§ **ENTRIES PROVIDED**:
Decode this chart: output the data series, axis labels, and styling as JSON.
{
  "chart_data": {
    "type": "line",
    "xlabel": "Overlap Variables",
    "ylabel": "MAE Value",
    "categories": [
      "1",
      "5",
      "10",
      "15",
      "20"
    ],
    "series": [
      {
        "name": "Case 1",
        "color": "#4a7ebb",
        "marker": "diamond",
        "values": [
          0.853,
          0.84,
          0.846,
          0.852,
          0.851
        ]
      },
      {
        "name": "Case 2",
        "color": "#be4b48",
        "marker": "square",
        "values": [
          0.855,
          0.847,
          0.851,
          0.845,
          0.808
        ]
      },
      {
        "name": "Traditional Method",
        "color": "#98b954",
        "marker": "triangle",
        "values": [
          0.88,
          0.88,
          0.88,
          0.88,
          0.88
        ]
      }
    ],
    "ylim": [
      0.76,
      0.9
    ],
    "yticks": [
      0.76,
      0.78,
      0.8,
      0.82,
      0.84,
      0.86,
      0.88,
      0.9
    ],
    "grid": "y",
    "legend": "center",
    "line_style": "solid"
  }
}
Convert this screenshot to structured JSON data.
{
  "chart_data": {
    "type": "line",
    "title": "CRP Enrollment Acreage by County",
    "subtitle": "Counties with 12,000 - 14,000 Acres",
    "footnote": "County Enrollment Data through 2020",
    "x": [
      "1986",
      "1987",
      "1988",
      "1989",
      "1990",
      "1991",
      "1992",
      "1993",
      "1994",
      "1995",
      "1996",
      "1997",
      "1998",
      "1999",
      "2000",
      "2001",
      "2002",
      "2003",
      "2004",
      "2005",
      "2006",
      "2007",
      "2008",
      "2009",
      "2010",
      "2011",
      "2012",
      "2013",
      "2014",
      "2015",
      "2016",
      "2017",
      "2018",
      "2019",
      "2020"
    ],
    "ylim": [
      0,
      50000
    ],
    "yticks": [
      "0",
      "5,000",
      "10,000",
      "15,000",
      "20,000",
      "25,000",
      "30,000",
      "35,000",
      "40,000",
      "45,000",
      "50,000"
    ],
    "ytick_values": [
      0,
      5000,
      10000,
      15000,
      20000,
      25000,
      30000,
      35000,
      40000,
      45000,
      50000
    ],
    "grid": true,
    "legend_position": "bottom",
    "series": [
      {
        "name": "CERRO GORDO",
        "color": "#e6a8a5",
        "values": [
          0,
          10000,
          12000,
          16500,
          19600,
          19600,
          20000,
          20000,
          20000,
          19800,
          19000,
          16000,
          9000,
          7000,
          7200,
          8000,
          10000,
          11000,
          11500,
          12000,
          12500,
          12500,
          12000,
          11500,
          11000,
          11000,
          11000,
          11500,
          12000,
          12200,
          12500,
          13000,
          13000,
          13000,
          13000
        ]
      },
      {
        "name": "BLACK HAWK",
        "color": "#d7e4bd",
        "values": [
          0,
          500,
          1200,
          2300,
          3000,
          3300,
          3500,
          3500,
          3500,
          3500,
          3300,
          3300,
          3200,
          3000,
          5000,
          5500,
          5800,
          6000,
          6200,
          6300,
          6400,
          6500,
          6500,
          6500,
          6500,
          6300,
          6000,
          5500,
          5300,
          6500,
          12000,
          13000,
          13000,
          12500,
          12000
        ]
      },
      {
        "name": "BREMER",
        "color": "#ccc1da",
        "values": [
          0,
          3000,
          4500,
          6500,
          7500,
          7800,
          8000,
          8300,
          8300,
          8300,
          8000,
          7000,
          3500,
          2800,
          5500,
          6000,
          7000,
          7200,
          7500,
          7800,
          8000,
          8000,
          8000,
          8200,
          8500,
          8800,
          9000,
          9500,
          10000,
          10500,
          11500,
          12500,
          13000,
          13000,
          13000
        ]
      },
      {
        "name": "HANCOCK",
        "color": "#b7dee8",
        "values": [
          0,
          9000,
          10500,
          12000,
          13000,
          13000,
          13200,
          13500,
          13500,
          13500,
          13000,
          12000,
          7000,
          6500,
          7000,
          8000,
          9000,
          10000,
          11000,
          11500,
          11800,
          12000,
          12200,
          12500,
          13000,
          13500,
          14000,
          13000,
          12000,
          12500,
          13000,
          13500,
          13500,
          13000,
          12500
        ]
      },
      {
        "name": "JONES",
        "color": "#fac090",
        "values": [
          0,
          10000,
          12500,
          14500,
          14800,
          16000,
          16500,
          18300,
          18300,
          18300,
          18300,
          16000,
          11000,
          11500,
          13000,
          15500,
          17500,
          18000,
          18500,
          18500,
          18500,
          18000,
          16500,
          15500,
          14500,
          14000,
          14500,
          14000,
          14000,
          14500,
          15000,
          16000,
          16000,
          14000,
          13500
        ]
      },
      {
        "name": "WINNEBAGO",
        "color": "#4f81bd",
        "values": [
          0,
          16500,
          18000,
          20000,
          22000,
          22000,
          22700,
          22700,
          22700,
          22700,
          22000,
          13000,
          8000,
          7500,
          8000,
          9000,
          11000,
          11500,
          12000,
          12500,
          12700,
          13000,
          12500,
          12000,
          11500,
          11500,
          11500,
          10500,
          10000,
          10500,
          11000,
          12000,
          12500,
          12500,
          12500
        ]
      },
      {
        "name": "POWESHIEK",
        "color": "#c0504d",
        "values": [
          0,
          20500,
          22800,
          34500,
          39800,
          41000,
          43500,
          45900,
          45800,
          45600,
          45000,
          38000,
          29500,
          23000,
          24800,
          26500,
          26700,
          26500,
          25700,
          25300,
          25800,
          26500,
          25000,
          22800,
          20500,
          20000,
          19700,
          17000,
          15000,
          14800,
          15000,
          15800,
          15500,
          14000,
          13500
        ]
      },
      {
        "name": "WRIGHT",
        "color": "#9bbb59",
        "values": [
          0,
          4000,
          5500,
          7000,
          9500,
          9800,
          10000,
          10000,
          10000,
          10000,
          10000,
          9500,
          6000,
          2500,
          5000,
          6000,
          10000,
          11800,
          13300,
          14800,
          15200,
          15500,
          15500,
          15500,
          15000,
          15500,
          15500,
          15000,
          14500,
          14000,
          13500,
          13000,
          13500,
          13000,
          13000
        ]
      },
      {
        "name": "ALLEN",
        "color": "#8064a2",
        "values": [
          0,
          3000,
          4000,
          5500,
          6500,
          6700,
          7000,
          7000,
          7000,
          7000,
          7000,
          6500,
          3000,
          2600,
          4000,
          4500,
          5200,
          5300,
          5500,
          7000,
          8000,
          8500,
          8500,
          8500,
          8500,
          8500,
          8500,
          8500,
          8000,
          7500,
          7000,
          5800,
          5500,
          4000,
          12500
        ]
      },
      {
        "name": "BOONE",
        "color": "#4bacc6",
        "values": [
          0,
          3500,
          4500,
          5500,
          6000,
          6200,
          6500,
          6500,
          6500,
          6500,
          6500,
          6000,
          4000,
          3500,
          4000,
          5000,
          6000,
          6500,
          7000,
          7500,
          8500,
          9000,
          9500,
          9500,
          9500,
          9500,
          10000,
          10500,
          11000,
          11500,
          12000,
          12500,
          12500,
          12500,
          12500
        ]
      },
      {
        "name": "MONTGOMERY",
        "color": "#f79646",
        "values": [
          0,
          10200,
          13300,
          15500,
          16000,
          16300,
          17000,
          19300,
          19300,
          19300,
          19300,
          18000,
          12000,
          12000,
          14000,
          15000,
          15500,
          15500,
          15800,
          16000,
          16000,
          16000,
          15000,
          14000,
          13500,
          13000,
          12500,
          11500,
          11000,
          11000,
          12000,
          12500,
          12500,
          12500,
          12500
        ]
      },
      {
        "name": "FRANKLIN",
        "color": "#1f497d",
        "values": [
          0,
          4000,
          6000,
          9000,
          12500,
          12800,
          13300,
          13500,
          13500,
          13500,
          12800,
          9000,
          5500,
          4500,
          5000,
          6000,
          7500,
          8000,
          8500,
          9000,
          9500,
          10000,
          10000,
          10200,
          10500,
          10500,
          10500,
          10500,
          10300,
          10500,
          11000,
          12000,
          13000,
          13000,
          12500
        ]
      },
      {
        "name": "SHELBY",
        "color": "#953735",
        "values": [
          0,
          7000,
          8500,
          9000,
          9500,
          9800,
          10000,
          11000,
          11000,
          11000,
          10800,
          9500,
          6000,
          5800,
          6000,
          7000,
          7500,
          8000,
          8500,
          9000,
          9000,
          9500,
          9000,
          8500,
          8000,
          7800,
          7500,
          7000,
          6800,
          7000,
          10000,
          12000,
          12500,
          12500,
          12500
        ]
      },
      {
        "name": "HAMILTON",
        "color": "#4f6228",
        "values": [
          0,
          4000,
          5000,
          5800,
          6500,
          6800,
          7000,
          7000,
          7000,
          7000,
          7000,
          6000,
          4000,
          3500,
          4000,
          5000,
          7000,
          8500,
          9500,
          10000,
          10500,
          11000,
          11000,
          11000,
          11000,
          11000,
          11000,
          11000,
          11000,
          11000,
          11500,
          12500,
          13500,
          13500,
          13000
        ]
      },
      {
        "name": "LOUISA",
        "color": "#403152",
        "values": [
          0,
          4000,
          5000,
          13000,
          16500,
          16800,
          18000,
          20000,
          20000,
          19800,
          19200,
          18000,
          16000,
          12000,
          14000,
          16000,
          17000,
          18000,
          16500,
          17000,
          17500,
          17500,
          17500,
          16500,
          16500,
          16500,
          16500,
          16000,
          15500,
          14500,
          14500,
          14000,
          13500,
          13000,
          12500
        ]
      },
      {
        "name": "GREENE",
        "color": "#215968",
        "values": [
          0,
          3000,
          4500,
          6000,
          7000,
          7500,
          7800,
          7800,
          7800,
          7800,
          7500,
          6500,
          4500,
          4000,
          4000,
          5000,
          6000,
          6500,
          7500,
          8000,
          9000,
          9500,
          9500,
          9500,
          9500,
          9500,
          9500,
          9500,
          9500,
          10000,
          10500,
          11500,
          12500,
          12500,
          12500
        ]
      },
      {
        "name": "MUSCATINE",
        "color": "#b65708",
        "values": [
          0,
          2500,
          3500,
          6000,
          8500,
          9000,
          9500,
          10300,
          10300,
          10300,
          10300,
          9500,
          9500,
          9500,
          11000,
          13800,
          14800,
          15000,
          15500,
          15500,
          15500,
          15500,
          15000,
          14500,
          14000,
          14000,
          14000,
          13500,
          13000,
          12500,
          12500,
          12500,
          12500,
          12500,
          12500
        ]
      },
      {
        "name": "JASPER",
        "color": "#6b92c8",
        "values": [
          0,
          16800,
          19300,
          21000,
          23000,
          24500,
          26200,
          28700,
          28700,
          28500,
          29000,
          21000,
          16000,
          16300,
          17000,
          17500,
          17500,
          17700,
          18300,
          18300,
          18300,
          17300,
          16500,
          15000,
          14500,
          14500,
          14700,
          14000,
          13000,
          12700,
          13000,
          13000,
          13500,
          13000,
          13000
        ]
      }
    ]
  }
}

§ **SHORT EXERCISE**:
Pick out lines containing the word "this", each one as written.

§ **EXERCISE OUTPUT**:
Decode this chart: output the data series, axis labels, and styling as JSON.
Convert this screenshot to structured JSON data.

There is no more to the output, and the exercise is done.